▶ EXTRACTED INFORMATION

· · · · · · ·

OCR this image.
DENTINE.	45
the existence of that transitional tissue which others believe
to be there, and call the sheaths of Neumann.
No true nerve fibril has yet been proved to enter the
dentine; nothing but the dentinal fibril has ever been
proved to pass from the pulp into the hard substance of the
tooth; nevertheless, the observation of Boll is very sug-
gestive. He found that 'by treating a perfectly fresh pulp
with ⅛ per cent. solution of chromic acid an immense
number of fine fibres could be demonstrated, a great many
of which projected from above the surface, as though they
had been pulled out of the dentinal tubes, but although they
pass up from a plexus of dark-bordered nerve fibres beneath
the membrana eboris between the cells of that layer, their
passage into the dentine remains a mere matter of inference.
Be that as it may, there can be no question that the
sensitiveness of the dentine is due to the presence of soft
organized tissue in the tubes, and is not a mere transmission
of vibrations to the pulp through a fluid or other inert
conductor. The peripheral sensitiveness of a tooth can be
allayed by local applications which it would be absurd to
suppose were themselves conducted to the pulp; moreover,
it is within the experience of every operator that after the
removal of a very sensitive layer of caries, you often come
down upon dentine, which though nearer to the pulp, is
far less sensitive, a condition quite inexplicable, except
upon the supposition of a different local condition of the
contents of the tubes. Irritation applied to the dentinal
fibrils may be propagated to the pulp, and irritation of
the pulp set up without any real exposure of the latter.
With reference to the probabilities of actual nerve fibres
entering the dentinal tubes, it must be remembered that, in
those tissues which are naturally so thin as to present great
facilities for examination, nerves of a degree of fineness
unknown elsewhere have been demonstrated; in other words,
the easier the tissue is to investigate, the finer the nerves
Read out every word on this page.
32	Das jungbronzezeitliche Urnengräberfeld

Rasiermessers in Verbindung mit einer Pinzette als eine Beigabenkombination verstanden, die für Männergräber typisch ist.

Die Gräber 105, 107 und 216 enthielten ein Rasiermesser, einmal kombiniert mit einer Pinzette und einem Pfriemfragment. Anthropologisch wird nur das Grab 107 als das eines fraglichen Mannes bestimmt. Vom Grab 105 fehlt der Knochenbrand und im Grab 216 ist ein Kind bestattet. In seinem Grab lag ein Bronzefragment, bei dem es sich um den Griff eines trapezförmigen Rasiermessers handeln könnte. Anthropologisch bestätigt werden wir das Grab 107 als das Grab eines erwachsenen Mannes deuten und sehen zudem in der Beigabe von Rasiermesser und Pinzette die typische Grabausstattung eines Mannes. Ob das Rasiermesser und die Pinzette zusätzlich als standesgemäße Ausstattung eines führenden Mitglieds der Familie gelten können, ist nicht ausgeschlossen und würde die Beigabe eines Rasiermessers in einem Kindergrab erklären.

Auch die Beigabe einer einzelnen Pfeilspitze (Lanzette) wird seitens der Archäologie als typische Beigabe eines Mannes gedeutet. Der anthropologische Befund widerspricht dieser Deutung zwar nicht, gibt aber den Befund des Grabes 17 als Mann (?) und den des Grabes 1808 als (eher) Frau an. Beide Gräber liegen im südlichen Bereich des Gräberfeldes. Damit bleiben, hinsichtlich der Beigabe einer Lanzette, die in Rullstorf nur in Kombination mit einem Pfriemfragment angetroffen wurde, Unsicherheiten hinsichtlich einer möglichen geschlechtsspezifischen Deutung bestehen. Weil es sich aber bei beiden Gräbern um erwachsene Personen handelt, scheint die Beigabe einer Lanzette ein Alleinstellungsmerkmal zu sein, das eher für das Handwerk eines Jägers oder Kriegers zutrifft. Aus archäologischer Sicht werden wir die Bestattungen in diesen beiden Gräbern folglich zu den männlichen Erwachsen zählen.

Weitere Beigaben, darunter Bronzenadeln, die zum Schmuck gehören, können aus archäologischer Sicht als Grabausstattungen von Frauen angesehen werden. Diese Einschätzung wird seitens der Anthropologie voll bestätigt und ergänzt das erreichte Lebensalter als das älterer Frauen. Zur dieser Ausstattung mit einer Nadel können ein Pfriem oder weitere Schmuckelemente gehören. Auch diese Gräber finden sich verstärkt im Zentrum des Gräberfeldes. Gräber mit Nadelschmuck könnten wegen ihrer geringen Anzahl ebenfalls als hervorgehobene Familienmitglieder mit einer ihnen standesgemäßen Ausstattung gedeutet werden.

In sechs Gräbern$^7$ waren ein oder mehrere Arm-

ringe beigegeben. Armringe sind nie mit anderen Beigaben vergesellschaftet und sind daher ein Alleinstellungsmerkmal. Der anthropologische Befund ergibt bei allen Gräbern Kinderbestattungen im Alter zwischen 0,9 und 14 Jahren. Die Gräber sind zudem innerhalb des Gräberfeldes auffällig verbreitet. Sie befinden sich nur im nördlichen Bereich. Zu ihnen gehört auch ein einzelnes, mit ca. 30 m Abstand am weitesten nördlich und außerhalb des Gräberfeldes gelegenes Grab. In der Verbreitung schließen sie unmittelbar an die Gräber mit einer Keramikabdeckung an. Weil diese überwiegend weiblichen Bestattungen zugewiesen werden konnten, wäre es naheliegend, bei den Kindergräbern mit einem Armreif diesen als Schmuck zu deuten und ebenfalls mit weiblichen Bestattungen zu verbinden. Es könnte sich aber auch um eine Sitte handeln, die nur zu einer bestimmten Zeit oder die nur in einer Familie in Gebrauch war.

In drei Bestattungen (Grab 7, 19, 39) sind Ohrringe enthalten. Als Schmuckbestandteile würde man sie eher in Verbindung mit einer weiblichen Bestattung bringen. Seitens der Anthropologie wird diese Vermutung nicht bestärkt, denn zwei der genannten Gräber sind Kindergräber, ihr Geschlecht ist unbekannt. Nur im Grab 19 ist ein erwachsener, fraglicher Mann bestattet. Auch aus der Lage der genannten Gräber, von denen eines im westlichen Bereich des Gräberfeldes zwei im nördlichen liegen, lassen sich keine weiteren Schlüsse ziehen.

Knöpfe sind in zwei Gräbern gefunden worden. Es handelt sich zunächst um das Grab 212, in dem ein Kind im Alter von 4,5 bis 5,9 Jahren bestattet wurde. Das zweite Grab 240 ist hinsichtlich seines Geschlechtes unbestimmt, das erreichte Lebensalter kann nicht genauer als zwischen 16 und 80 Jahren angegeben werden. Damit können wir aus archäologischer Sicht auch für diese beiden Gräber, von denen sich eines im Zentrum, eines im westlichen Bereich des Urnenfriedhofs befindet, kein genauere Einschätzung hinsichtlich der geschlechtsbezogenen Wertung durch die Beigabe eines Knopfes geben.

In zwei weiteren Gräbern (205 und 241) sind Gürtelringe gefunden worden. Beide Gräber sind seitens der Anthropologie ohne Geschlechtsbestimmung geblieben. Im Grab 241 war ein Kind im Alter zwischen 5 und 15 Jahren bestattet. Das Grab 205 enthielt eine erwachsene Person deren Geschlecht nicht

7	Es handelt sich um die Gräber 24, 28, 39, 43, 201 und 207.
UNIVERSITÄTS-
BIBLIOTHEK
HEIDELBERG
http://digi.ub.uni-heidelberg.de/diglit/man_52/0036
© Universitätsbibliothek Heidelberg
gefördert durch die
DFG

· · · · · · ·

Return the total number of lines in the records that contain "upon", without any explanation.

▶ ANSWER AREA
2